## Given problem
Exact copies are required of the lines from the line containing "Output a JSON" through the final line of the listing, both included, and of no other lines.

## Task input

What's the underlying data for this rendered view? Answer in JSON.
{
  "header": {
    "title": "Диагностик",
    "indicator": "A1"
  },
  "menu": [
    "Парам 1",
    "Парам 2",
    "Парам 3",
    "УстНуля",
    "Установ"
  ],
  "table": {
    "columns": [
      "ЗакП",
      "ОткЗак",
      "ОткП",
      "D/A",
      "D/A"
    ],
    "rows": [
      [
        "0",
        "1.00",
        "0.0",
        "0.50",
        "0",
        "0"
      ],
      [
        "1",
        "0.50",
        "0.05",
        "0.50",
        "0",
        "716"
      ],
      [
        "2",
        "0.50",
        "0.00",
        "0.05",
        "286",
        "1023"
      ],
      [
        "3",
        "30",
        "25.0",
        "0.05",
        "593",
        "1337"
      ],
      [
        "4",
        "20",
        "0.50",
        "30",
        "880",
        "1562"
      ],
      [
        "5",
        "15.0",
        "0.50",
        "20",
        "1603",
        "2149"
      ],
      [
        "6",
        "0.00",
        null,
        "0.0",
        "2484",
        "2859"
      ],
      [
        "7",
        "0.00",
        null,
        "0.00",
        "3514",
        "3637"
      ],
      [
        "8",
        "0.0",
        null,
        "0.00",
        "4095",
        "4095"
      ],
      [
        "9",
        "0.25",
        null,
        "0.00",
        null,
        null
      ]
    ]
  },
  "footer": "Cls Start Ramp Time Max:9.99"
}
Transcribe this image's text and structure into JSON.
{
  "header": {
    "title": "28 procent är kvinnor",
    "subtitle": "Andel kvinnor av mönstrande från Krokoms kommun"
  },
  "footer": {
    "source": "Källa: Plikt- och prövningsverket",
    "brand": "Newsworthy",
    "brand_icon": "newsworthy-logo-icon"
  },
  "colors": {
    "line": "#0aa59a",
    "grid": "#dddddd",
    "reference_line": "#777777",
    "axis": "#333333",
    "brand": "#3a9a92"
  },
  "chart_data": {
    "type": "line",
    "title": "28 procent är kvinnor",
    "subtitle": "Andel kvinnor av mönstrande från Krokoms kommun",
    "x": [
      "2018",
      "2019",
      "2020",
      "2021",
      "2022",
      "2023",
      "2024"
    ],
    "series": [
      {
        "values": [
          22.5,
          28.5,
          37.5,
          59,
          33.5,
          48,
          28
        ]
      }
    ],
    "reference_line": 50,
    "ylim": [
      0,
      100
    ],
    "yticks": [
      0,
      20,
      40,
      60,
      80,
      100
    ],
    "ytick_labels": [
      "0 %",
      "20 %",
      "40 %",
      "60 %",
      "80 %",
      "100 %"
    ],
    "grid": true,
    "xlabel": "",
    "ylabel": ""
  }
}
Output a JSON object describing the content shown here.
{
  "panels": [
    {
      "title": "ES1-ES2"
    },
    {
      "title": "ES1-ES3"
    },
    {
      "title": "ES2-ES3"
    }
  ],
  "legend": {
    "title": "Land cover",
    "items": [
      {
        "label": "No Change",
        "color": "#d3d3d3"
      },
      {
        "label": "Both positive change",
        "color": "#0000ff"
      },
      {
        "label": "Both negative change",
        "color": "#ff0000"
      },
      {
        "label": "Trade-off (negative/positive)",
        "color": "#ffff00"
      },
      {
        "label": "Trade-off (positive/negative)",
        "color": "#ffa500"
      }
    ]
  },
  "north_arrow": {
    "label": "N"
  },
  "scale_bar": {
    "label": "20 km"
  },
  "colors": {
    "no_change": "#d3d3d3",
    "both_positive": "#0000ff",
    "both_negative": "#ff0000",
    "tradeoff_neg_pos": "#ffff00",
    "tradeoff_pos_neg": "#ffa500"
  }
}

## Result for this exercise
Output a JSON object describing the content shown here.
{
  "panels": [
    {
      "title": "ES1-ES2"
    },
    {
      "title": "ES1-ES3"
    },
    {
      "title": "ES2-ES3"
    }
  ],
  "legend": {
    "title": "Land cover",
    "items": [
      {
        "label": "No Change",
        "color": "#d3d3d3"
      },
      {
        "label": "Both positive change",
        "color": "#0000ff"
      },
      {
        "label": "Both negative change",
        "color": "#ff0000"
      },
      {
        "label": "Trade-off (negative/positive)",
        "color": "#ffff00"
      },
      {
        "label": "Trade-off (positive/negative)",
        "color": "#ffa500"
      }
    ]
  },
  "north_arrow": {
    "label": "N"
  },
  "scale_bar": {
    "label": "20 km"
  },
  "colors": {
    "no_change": "#d3d3d3",
    "both_positive": "#0000ff",
    "both_negative": "#ff0000",
    "tradeoff_neg_pos": "#ffff00",
    "tradeoff_pos_neg": "#ffa500"
  }
}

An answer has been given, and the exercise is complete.